STATED GOAL: Report all lines from the entries below in which "while" appears.

::::

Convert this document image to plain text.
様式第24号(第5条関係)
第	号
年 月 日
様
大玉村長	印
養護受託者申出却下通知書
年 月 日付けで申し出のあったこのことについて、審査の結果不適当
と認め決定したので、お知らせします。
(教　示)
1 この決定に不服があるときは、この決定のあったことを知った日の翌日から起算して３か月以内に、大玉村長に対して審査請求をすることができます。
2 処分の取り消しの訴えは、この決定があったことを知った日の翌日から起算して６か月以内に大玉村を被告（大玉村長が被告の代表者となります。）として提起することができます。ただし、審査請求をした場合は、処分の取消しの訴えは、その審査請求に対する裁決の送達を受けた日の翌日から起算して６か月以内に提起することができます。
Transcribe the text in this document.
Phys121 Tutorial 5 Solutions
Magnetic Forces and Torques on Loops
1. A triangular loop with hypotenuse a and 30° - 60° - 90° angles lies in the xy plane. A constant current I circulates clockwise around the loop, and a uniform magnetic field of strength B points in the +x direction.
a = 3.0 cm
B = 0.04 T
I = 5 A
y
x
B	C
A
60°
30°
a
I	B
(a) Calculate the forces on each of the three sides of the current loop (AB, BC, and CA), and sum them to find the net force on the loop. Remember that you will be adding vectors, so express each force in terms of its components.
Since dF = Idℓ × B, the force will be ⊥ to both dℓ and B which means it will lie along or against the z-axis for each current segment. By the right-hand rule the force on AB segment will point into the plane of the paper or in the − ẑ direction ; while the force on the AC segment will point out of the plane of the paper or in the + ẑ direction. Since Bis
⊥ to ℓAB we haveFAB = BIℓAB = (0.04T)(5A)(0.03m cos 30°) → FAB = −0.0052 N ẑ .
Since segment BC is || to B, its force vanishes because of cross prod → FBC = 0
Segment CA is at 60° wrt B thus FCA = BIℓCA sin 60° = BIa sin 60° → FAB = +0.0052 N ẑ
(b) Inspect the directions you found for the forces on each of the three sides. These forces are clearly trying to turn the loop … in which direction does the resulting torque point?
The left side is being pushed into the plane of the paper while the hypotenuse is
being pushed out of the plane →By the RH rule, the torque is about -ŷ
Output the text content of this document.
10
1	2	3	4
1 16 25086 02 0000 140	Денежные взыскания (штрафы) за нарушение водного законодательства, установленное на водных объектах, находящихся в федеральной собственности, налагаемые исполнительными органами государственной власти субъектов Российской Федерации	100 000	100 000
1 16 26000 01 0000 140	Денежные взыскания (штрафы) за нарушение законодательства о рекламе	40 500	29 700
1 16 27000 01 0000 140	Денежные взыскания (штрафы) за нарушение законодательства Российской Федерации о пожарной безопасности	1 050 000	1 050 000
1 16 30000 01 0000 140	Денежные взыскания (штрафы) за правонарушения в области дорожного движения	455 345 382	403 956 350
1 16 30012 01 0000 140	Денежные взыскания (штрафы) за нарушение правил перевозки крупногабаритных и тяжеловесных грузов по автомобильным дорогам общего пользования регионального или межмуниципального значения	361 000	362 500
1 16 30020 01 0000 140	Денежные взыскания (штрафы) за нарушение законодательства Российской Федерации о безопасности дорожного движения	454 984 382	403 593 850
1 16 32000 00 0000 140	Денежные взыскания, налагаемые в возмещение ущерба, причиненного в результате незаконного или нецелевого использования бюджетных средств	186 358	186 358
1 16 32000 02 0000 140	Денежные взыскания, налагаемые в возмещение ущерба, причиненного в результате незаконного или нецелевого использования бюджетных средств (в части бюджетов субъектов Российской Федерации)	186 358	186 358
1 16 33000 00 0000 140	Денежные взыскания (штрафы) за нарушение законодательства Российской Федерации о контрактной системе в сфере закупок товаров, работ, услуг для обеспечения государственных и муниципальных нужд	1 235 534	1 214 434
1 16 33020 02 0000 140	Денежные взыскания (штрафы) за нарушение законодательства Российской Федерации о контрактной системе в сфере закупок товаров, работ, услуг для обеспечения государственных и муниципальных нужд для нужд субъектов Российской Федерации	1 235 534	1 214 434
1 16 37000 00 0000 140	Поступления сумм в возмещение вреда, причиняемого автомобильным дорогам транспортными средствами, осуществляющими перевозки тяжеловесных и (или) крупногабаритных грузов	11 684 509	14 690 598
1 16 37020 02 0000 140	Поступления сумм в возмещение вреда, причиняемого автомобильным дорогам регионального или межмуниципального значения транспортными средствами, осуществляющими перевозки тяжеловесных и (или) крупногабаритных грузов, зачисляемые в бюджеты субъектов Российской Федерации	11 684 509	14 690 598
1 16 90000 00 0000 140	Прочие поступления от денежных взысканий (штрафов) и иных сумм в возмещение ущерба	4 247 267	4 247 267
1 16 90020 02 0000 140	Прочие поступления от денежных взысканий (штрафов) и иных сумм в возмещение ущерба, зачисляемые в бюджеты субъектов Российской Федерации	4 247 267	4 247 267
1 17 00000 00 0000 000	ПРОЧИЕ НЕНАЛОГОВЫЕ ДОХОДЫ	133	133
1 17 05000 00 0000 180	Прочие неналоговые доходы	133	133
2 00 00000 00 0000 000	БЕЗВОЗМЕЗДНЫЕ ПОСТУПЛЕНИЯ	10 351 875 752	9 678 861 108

::::

TASK ANSWER:
Since dF = Idℓ × B, the force will be ⊥ to both dℓ and B which means it will lie along or against the z-axis for each current segment. By the right-hand rule the force on AB segment will point into the plane of the paper or in the − ẑ direction ; while the force on the AC segment will point out of the plane of the paper or in the + ẑ direction. Since Bis
The left side is being pushed into the plane of the paper while the hypotenuse is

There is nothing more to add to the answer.